- TO BE DONE: Take the line that contains "Extract the structured" as the first line and the last line of the material below as the final one; reproduce exactly the lines between, inclusive.

[Raw records]
----------

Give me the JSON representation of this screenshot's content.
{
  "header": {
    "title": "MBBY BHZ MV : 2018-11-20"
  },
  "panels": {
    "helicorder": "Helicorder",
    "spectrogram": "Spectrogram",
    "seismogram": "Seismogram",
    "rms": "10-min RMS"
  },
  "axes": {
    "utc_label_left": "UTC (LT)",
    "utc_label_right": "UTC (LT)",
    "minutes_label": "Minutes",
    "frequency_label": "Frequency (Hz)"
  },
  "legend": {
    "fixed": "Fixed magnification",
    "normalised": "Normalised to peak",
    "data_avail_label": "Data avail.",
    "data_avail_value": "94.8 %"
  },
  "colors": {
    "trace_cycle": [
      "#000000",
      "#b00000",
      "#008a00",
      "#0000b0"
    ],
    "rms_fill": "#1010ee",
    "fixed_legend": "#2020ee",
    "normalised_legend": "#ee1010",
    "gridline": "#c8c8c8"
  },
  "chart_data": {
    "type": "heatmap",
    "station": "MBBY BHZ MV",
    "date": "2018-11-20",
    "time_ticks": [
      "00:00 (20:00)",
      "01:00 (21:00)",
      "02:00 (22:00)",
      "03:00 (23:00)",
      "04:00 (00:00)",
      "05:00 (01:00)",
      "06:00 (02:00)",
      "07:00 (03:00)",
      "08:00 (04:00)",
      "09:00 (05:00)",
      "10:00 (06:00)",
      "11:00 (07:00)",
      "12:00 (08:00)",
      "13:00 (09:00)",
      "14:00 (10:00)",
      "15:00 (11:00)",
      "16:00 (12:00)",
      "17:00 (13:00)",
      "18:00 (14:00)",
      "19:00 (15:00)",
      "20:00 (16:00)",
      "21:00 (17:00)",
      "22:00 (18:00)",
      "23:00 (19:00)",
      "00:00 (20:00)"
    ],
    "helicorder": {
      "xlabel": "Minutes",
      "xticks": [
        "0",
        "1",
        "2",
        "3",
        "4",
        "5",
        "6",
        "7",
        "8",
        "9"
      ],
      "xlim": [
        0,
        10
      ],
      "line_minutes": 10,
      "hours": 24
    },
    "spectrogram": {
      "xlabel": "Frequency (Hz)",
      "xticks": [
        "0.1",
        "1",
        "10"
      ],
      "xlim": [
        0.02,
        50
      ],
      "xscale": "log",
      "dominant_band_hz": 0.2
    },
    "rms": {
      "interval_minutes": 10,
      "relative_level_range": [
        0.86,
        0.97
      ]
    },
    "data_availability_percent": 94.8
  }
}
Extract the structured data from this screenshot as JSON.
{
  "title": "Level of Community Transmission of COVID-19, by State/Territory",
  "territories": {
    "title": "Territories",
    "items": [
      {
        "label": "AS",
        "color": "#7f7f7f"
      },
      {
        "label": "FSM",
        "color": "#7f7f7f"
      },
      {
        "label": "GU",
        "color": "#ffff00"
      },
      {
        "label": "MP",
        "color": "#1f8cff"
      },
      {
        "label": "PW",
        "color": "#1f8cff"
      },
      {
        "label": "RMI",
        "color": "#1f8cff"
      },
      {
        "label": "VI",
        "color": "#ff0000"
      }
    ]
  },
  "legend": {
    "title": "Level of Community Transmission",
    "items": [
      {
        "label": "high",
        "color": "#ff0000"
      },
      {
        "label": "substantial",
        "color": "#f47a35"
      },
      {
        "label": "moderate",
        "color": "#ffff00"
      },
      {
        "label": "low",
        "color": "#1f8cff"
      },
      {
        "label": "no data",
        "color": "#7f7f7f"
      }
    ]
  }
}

----------

- COMPLETE ANSWER:
Extract the structured data from this screenshot as JSON.
{
  "title": "Level of Community Transmission of COVID-19, by State/Territory",
  "territories": {
    "title": "Territories",
    "items": [
      {
        "label": "AS",
        "color": "#7f7f7f"
      },
      {
        "label": "FSM",
        "color": "#7f7f7f"
      },
      {
        "label": "GU",
        "color": "#ffff00"
      },
      {
        "label": "MP",
        "color": "#1f8cff"
      },
      {
        "label": "PW",
        "color": "#1f8cff"
      },
      {
        "label": "RMI",
        "color": "#1f8cff"
      },
      {
        "label": "VI",
        "color": "#ff0000"
      }
    ]
  },
  "legend": {
    "title": "Level of Community Transmission",
    "items": [
      {
        "label": "high",
        "color": "#ff0000"
      },
      {
        "label": "substantial",
        "color": "#f47a35"
      },
      {
        "label": "moderate",
        "color": "#ffff00"
      },
      {
        "label": "low",
        "color": "#1f8cff"
      },
      {
        "label": "no data",
        "color": "#7f7f7f"
      }
    ]
  }
}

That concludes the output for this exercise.